How many lines in the listing below include the word "السرقة"? Answer with the number and nothing else.

(Dataset records)
* Begin *

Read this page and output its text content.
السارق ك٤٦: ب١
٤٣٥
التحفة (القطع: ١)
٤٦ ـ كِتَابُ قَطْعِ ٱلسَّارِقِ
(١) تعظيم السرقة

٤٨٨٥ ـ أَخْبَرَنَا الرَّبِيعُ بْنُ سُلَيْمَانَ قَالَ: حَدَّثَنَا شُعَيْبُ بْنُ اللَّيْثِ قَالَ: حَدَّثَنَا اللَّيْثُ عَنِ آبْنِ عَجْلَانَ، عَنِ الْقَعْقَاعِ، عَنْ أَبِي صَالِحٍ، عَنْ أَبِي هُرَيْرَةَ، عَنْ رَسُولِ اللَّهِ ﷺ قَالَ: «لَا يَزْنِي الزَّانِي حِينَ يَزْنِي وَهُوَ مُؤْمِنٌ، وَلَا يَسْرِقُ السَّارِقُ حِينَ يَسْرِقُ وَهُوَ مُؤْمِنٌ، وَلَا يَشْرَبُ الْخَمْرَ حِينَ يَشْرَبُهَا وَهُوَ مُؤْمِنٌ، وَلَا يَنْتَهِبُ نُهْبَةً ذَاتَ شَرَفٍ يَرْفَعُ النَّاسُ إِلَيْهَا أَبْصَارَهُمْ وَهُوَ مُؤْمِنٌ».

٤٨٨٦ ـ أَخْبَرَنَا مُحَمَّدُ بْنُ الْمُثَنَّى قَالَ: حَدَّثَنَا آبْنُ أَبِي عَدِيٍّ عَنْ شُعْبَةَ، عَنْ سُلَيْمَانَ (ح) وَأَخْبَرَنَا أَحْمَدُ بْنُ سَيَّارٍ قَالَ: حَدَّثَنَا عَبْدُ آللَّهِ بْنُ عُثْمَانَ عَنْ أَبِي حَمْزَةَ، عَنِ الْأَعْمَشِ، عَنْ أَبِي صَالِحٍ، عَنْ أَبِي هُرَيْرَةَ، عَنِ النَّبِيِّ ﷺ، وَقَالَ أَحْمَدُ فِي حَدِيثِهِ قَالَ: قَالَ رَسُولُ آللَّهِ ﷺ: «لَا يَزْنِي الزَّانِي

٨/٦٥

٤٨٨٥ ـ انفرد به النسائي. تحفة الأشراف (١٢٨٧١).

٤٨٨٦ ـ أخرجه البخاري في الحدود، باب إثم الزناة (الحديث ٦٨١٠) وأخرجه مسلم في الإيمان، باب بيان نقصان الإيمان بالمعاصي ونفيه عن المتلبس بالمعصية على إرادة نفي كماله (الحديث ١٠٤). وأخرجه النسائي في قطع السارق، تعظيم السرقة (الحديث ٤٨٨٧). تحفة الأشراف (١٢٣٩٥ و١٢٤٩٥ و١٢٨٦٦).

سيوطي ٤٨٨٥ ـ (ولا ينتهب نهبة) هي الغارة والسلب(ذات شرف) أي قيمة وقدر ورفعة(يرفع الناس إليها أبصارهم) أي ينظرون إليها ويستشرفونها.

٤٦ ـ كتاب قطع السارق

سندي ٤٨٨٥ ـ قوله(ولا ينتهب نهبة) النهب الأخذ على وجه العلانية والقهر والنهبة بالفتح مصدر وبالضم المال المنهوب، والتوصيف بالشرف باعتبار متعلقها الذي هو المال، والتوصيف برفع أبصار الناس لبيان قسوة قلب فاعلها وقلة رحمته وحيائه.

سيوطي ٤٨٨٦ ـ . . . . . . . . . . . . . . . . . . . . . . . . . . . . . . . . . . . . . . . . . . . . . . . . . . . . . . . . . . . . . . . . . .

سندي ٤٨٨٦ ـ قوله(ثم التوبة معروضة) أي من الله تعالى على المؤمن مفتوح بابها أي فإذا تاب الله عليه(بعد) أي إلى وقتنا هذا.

* End *

▶ **Finished task**: 2